TASK GOAL: Below are some records. Copy every line in them that holds "Επιτροπής".

Dataset items
☆ ☆ ☆ ☆

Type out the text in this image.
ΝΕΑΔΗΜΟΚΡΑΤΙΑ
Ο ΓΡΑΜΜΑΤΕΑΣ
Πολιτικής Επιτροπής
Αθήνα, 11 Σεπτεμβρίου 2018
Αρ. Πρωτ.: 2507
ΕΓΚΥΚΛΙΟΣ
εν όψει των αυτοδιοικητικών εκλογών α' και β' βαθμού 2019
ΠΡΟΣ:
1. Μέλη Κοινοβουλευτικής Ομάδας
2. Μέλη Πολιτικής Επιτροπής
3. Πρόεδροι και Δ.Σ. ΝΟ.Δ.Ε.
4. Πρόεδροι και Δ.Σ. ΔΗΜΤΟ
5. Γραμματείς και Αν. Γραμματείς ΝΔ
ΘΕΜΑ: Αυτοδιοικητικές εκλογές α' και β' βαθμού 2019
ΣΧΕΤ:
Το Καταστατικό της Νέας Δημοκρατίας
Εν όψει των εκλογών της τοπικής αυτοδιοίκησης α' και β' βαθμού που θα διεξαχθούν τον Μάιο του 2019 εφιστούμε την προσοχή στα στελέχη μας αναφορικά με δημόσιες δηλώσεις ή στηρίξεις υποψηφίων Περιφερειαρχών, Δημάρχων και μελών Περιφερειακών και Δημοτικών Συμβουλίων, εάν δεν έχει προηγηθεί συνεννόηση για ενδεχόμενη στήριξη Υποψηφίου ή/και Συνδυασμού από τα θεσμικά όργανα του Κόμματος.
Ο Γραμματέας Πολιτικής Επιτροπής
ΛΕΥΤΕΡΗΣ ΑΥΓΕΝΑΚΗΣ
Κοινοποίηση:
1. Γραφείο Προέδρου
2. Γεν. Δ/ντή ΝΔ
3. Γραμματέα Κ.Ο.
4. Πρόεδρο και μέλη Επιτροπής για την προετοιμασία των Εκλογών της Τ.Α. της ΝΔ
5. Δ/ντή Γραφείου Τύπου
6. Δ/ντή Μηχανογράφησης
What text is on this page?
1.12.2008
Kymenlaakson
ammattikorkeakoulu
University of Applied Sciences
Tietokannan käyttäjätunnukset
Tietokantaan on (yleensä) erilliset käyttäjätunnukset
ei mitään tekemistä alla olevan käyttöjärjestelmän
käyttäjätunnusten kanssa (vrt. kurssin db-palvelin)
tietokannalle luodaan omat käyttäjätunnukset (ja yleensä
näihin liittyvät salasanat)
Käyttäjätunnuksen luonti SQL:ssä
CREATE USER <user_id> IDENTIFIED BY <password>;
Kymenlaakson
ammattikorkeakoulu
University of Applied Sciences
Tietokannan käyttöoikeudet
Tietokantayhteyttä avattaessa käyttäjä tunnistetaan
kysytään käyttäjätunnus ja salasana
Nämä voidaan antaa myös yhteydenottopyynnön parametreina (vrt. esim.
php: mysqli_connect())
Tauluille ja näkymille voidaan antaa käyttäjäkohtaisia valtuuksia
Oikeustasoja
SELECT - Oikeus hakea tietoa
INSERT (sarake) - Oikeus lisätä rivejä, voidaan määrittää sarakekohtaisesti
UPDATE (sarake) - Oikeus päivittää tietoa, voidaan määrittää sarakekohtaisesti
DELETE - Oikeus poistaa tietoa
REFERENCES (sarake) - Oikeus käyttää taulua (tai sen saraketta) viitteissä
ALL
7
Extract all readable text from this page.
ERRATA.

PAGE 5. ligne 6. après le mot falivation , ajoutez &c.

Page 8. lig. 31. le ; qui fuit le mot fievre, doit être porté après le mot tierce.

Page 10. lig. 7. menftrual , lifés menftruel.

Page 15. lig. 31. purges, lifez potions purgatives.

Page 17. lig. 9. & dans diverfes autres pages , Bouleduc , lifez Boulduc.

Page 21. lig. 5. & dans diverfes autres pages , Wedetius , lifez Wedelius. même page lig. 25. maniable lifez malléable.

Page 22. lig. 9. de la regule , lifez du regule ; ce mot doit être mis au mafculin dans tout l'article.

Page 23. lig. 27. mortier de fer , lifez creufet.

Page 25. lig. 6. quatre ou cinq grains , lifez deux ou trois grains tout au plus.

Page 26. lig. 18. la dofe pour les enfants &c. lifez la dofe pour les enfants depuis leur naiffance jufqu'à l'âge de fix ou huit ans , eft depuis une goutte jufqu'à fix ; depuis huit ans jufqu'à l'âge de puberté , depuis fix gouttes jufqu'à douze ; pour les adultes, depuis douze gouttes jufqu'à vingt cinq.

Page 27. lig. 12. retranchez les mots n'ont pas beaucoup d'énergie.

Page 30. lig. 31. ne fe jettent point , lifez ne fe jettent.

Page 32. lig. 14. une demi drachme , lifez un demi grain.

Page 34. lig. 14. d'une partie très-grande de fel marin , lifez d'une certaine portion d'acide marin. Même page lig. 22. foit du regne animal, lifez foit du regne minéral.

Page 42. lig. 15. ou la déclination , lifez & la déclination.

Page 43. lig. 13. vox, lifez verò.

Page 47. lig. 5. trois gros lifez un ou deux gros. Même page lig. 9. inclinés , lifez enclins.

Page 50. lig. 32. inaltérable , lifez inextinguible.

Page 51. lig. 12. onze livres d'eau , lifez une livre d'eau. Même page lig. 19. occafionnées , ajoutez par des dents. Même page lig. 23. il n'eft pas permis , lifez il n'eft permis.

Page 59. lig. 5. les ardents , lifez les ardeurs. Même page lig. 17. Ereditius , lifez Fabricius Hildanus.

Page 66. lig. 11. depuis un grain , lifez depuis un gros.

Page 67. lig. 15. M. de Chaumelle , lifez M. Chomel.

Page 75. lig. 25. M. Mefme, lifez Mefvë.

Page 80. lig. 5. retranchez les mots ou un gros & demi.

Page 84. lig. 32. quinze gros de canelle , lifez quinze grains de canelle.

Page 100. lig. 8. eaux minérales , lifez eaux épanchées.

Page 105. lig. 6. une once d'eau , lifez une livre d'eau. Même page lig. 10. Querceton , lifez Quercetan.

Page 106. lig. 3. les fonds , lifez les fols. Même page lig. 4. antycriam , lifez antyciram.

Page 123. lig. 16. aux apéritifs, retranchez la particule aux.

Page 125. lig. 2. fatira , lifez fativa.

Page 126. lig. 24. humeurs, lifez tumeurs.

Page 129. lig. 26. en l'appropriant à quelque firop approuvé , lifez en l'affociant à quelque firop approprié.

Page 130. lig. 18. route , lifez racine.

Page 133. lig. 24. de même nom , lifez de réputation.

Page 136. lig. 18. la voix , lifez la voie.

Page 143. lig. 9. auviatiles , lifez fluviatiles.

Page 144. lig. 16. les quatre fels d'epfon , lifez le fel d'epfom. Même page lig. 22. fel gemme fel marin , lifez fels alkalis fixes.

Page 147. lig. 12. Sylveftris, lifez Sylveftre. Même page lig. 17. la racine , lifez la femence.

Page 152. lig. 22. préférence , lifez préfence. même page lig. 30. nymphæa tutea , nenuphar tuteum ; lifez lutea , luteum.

☆ ☆ ☆ ☆

EXERCISE RESPONSE:
Πολιτικής Επιτροπής
2. Μέλη Πολιτικής Επιτροπής
Ο Γραμματέας Πολιτικής Επιτροπής
4. Πρόεδρο και μέλη Επιτροπής για την προετοιμασία των Εκλογών της Τ.Α. της ΝΔ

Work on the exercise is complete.